* Start *

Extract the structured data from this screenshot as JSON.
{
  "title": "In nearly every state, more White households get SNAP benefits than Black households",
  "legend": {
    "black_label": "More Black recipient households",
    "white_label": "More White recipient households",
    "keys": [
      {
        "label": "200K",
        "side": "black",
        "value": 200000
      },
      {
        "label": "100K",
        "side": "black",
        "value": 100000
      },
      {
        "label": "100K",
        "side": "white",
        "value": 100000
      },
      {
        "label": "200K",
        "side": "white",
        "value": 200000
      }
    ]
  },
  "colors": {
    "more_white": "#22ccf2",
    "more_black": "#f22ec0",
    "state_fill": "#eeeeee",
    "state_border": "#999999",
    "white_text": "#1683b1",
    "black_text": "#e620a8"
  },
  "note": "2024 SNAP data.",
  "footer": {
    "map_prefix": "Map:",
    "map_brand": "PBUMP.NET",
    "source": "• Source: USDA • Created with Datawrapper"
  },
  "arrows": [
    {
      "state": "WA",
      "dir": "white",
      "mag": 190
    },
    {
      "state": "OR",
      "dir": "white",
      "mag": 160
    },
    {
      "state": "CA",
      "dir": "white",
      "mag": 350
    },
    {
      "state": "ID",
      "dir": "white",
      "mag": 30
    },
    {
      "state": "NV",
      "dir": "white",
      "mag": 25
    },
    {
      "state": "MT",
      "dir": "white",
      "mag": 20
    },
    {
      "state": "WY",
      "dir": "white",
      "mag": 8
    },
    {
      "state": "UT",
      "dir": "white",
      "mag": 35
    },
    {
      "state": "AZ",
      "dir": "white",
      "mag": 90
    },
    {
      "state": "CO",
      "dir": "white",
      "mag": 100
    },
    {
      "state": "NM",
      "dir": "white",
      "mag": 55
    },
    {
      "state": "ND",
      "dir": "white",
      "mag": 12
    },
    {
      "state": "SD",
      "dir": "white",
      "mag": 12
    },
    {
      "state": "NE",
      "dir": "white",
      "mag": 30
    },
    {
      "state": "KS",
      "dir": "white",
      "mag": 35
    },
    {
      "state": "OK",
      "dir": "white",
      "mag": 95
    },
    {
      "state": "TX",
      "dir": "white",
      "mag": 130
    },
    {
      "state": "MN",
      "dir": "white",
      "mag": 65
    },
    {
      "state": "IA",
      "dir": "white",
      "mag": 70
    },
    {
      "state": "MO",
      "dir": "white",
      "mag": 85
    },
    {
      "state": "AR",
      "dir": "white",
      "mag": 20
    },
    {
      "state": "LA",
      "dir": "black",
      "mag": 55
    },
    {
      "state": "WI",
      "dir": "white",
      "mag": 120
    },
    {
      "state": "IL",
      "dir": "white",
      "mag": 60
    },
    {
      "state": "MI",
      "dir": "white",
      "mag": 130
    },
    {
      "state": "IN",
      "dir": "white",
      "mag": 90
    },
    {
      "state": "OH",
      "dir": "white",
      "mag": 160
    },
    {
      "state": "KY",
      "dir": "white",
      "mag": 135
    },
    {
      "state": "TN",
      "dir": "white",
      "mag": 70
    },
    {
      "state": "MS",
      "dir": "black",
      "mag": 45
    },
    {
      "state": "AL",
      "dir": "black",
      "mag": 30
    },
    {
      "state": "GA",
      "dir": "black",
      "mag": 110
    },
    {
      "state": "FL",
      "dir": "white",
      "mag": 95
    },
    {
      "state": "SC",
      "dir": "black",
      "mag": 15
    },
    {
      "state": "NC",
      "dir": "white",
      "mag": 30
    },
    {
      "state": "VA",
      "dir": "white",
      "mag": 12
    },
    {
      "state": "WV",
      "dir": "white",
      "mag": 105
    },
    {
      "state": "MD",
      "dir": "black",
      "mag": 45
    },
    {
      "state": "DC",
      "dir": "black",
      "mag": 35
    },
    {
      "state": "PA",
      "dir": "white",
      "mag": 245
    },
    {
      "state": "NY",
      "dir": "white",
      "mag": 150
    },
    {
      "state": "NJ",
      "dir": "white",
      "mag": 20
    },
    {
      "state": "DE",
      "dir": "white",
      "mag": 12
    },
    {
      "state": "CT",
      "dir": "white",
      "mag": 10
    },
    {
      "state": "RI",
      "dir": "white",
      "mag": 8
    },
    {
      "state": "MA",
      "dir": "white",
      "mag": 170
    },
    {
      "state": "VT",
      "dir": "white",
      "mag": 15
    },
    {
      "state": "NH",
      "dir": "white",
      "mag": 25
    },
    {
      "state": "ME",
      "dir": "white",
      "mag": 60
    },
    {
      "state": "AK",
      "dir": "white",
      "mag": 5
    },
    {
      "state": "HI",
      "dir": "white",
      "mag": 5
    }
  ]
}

* End *

> [Instructions for the task]
Every line containing the string "households" must be listed.

> [Task solution]
  "title": "In nearly every state, more White households get SNAP benefits than Black households",
    "black_label": "More Black recipient households",
    "white_label": "More White recipient households",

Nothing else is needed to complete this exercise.